Find how many lines contain the word "业务说明" and state that number alone.

———

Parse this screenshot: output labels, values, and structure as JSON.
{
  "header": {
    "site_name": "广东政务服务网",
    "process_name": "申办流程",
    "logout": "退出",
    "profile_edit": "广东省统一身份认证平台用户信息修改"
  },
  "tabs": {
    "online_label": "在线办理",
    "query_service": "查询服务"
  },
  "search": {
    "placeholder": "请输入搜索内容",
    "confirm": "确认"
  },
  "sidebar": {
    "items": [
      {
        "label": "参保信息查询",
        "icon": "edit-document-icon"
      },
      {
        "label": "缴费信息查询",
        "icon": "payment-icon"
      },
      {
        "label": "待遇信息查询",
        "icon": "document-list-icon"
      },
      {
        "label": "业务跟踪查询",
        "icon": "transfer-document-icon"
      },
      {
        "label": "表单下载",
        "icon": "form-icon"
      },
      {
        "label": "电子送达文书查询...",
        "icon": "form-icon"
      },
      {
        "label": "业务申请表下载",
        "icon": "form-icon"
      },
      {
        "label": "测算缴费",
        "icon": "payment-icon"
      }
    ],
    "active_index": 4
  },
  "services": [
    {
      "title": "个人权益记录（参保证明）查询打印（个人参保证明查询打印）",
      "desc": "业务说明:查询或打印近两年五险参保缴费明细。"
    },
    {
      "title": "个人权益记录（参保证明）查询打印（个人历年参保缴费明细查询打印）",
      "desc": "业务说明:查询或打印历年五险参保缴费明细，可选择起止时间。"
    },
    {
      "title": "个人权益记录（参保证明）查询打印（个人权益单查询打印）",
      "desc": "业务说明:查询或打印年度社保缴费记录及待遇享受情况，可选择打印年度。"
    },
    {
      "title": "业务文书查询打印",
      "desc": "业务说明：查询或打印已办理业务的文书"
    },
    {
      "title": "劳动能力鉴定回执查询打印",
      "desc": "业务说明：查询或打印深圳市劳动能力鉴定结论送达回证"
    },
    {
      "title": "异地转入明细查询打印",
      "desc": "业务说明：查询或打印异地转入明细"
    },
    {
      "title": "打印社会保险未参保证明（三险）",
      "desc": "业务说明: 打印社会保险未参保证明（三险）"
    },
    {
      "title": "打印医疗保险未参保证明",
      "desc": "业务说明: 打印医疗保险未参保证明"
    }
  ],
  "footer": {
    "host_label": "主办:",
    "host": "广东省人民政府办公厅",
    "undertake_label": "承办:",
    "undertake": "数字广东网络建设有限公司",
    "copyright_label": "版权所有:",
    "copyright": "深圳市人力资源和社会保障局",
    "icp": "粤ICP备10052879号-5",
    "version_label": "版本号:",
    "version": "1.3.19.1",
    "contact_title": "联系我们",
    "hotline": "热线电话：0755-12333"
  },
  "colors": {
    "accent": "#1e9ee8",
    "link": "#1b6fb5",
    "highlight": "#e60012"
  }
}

———

▸ SOLVED PROBLEM
8